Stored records
+++
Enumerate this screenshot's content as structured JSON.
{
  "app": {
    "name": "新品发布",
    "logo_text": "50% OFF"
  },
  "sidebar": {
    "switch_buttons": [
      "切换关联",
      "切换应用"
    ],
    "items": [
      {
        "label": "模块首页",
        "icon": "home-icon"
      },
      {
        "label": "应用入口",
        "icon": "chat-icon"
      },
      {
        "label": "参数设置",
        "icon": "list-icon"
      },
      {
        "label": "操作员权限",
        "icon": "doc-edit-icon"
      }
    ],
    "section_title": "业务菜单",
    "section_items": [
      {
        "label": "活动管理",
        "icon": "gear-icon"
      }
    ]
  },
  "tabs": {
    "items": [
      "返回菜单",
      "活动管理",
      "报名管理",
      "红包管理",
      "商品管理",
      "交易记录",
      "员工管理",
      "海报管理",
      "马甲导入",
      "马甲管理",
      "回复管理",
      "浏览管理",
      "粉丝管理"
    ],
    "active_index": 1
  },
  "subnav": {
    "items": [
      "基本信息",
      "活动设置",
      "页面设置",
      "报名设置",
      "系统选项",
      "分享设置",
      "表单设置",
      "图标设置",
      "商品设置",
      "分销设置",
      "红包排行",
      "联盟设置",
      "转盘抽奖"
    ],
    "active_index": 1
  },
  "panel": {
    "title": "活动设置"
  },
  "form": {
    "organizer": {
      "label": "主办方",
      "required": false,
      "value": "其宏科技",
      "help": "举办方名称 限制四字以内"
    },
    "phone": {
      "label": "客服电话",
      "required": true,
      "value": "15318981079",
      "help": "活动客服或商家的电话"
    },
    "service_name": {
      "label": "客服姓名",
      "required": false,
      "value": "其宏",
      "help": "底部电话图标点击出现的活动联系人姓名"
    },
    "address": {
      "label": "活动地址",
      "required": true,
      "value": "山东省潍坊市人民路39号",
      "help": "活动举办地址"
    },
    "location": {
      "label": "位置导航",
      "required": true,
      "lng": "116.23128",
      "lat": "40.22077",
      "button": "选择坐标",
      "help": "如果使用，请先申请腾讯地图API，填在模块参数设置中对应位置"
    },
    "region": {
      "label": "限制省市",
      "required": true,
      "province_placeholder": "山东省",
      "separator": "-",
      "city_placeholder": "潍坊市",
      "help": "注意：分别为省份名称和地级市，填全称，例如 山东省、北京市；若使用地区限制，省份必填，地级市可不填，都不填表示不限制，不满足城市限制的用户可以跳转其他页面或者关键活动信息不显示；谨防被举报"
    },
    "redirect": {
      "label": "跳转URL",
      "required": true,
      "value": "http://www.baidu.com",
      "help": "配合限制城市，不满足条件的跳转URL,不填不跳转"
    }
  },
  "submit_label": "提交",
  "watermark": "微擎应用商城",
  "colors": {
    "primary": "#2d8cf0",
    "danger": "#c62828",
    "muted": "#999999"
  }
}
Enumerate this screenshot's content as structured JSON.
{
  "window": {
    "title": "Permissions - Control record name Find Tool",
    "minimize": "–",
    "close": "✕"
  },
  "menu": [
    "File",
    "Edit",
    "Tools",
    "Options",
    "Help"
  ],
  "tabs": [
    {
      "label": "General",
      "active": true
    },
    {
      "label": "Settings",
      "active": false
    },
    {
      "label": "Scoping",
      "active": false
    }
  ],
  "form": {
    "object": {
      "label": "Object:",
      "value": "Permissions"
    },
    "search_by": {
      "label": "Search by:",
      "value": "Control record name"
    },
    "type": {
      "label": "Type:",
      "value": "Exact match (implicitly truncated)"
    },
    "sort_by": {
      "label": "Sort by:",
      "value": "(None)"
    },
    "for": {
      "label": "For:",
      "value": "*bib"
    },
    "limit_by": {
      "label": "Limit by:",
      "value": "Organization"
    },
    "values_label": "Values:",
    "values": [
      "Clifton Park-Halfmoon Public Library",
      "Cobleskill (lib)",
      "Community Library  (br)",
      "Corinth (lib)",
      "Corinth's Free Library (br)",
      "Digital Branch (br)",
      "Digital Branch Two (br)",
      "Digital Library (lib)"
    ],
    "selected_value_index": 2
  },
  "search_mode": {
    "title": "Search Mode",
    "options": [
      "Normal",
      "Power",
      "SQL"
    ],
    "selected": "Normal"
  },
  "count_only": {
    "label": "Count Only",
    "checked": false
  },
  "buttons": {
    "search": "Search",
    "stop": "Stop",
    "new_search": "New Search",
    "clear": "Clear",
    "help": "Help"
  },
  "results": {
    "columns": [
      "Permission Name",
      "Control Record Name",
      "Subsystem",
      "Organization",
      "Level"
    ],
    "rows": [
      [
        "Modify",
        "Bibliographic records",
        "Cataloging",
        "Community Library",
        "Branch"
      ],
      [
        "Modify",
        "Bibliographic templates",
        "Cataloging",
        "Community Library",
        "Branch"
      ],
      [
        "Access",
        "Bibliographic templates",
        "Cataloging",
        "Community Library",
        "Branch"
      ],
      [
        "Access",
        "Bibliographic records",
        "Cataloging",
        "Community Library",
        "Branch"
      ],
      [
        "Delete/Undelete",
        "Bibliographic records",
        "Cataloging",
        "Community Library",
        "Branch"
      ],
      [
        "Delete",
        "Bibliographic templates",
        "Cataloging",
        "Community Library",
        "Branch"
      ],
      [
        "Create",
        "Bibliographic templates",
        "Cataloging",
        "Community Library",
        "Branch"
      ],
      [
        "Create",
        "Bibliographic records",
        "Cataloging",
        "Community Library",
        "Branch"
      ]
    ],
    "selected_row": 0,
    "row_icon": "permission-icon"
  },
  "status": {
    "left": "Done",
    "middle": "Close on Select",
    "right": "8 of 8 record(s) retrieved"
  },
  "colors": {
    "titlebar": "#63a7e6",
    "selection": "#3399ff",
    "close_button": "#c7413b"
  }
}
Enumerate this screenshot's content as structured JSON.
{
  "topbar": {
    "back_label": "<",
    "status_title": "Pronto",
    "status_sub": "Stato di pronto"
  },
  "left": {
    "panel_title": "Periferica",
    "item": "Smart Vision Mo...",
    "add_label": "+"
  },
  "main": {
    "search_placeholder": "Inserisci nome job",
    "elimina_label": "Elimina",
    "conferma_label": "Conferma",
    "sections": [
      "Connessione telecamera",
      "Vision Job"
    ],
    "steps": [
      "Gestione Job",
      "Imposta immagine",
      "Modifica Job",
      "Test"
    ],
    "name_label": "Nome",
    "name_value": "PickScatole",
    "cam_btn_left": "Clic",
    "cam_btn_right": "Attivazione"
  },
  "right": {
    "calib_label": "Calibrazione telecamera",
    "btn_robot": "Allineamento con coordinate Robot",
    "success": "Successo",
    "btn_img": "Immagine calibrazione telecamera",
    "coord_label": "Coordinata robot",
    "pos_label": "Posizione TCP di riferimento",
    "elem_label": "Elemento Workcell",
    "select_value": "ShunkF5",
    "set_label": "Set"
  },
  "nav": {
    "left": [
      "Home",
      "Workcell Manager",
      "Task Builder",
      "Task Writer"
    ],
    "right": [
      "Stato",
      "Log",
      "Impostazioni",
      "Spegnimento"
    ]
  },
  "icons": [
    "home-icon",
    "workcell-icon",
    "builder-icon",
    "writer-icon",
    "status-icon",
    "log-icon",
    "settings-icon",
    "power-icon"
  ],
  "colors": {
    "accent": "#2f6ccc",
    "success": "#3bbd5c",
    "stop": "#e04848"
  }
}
+++
Written task
Using the listing above, work out how many of its lines include "Permissions", and give only the result.

Response
2